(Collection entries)
· · · · ·

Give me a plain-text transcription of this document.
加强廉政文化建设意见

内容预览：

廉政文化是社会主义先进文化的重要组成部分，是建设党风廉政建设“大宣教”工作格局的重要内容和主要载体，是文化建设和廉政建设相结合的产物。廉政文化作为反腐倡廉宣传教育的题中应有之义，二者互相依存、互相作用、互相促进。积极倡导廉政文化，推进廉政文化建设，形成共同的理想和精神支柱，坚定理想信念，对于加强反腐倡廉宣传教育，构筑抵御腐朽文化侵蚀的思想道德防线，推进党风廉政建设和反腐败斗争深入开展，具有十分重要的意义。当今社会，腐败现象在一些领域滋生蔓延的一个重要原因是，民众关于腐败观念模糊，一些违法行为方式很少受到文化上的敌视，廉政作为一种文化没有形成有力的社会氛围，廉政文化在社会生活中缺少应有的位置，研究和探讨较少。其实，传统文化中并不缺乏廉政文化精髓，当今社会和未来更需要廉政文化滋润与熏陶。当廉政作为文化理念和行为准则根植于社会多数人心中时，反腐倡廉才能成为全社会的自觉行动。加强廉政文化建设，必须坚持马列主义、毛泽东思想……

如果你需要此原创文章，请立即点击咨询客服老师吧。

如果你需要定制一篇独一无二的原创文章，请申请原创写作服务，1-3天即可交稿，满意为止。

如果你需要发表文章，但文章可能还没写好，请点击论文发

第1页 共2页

· · · · ·

#### Objective
Reproduce the entries above in full, verbatim.

#### Task result
Give me a plain-text transcription of this document.
加强廉政文化建设意见

内容预览：

廉政文化是社会主义先进文化的重要组成部分，是建设党风廉政建设“大宣教”工作格局的重要内容和主要载体，是文化建设和廉政建设相结合的产物。廉政文化作为反腐倡廉宣传教育的题中应有之义，二者互相依存、互相作用、互相促进。积极倡导廉政文化，推进廉政文化建设，形成共同的理想和精神支柱，坚定理想信念，对于加强反腐倡廉宣传教育，构筑抵御腐朽文化侵蚀的思想道德防线，推进党风廉政建设和反腐败斗争深入开展，具有十分重要的意义。当今社会，腐败现象在一些领域滋生蔓延的一个重要原因是，民众关于腐败观念模糊，一些违法行为方式很少受到文化上的敌视，廉政作为一种文化没有形成有力的社会氛围，廉政文化在社会生活中缺少应有的位置，研究和探讨较少。其实，传统文化中并不缺乏廉政文化精髓，当今社会和未来更需要廉政文化滋润与熏陶。当廉政作为文化理念和行为准则根植于社会多数人心中时，反腐倡廉才能成为全社会的自觉行动。加强廉政文化建设，必须坚持马列主义、毛泽东思想……

如果你需要此原创文章，请立即点击咨询客服老师吧。

如果你需要定制一篇独一无二的原创文章，请申请原创写作服务，1-3天即可交稿，满意为止。

如果你需要发表文章，但文章可能还没写好，请点击论文发

第1页 共2页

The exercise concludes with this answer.